> _Dataset excerpt_:
::::::

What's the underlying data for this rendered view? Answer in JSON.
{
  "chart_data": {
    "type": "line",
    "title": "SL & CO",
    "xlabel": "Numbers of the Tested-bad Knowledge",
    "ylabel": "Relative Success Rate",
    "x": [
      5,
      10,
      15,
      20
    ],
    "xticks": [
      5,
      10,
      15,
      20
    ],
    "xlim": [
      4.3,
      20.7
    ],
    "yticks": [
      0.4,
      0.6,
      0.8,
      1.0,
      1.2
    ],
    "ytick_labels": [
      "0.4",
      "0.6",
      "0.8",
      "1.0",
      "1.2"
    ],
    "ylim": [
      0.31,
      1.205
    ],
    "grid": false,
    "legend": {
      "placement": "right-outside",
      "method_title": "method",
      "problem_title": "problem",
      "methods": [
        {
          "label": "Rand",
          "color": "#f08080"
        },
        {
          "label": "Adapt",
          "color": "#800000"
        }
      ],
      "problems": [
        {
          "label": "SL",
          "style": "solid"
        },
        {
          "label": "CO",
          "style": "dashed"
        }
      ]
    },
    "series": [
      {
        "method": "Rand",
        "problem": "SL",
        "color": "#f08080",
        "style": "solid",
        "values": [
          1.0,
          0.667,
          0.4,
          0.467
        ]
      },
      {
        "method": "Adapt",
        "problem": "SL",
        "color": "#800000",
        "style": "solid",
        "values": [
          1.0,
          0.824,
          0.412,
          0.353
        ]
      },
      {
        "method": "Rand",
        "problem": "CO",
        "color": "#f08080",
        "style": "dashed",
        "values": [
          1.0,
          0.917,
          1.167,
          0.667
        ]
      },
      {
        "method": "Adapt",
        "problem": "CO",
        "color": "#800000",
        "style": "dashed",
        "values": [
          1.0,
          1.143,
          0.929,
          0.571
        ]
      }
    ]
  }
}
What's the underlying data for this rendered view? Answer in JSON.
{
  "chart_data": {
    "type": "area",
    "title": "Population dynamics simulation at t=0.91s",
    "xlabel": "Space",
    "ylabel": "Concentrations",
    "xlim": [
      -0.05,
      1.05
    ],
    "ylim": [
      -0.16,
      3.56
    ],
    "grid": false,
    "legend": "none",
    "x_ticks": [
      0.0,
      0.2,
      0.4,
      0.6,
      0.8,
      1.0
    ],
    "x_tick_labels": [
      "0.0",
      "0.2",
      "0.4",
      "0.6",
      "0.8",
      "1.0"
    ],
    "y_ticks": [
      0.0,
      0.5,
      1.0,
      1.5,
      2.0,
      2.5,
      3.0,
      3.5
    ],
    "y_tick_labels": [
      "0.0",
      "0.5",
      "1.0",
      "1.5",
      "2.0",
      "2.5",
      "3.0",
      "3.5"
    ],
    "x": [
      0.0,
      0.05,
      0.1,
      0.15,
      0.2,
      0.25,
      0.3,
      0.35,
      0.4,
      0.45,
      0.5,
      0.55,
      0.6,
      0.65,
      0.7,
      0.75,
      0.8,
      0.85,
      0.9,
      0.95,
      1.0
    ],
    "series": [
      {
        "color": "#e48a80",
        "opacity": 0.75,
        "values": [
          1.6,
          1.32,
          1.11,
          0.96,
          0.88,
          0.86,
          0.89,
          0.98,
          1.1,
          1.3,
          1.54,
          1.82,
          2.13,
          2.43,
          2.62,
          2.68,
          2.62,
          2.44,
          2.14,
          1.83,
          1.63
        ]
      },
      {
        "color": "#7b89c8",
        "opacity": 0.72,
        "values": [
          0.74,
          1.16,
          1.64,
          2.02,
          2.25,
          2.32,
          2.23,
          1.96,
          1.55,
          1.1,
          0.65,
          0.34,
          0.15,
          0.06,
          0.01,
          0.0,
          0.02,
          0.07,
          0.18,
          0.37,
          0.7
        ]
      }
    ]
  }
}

::::::

> _GIVEN REQUEST_: The records above must be output exactly, in full.

> _COMPLETED TASK_:
What's the underlying data for this rendered view? Answer in JSON.
{
  "chart_data": {
    "type": "line",
    "title": "SL & CO",
    "xlabel": "Numbers of the Tested-bad Knowledge",
    "ylabel": "Relative Success Rate",
    "x": [
      5,
      10,
      15,
      20
    ],
    "xticks": [
      5,
      10,
      15,
      20
    ],
    "xlim": [
      4.3,
      20.7
    ],
    "yticks": [
      0.4,
      0.6,
      0.8,
      1.0,
      1.2
    ],
    "ytick_labels": [
      "0.4",
      "0.6",
      "0.8",
      "1.0",
      "1.2"
    ],
    "ylim": [
      0.31,
      1.205
    ],
    "grid": false,
    "legend": {
      "placement": "right-outside",
      "method_title": "method",
      "problem_title": "problem",
      "methods": [
        {
          "label": "Rand",
          "color": "#f08080"
        },
        {
          "label": "Adapt",
          "color": "#800000"
        }
      ],
      "problems": [
        {
          "label": "SL",
          "style": "solid"
        },
        {
          "label": "CO",
          "style": "dashed"
        }
      ]
    },
    "series": [
      {
        "method": "Rand",
        "problem": "SL",
        "color": "#f08080",
        "style": "solid",
        "values": [
          1.0,
          0.667,
          0.4,
          0.467
        ]
      },
      {
        "method": "Adapt",
        "problem": "SL",
        "color": "#800000",
        "style": "solid",
        "values": [
          1.0,
          0.824,
          0.412,
          0.353
        ]
      },
      {
        "method": "Rand",
        "problem": "CO",
        "color": "#f08080",
        "style": "dashed",
        "values": [
          1.0,
          0.917,
          1.167,
          0.667
        ]
      },
      {
        "method": "Adapt",
        "problem": "CO",
        "color": "#800000",
        "style": "dashed",
        "values": [
          1.0,
          1.143,
          0.929,
          0.571
        ]
      }
    ]
  }
}
What's the underlying data for this rendered view? Answer in JSON.
{
  "chart_data": {
    "type": "area",
    "title": "Population dynamics simulation at t=0.91s",
    "xlabel": "Space",
    "ylabel": "Concentrations",
    "xlim": [
      -0.05,
      1.05
    ],
    "ylim": [
      -0.16,
      3.56
    ],
    "grid": false,
    "legend": "none",
    "x_ticks": [
      0.0,
      0.2,
      0.4,
      0.6,
      0.8,
      1.0
    ],
    "x_tick_labels": [
      "0.0",
      "0.2",
      "0.4",
      "0.6",
      "0.8",
      "1.0"
    ],
    "y_ticks": [
      0.0,
      0.5,
      1.0,
      1.5,
      2.0,
      2.5,
      3.0,
      3.5
    ],
    "y_tick_labels": [
      "0.0",
      "0.5",
      "1.0",
      "1.5",
      "2.0",
      "2.5",
      "3.0",
      "3.5"
    ],
    "x": [
      0.0,
      0.05,
      0.1,
      0.15,
      0.2,
      0.25,
      0.3,
      0.35,
      0.4,
      0.45,
      0.5,
      0.55,
      0.6,
      0.65,
      0.7,
      0.75,
      0.8,
      0.85,
      0.9,
      0.95,
      1.0
    ],
    "series": [
      {
        "color": "#e48a80",
        "opacity": 0.75,
        "values": [
          1.6,
          1.32,
          1.11,
          0.96,
          0.88,
          0.86,
          0.89,
          0.98,
          1.1,
          1.3,
          1.54,
          1.82,
          2.13,
          2.43,
          2.62,
          2.68,
          2.62,
          2.44,
          2.14,
          1.83,
          1.63
        ]
      },
      {
        "color": "#7b89c8",
        "opacity": 0.72,
        "values": [
          0.74,
          1.16,
          1.64,
          2.02,
          2.25,
          2.32,
          2.23,
          1.96,
          1.55,
          1.1,
          0.65,
          0.34,
          0.15,
          0.06,
          0.01,
          0.0,
          0.02,
          0.07,
          0.18,
          0.37,
          0.7
        ]
      }
    ]
  }
}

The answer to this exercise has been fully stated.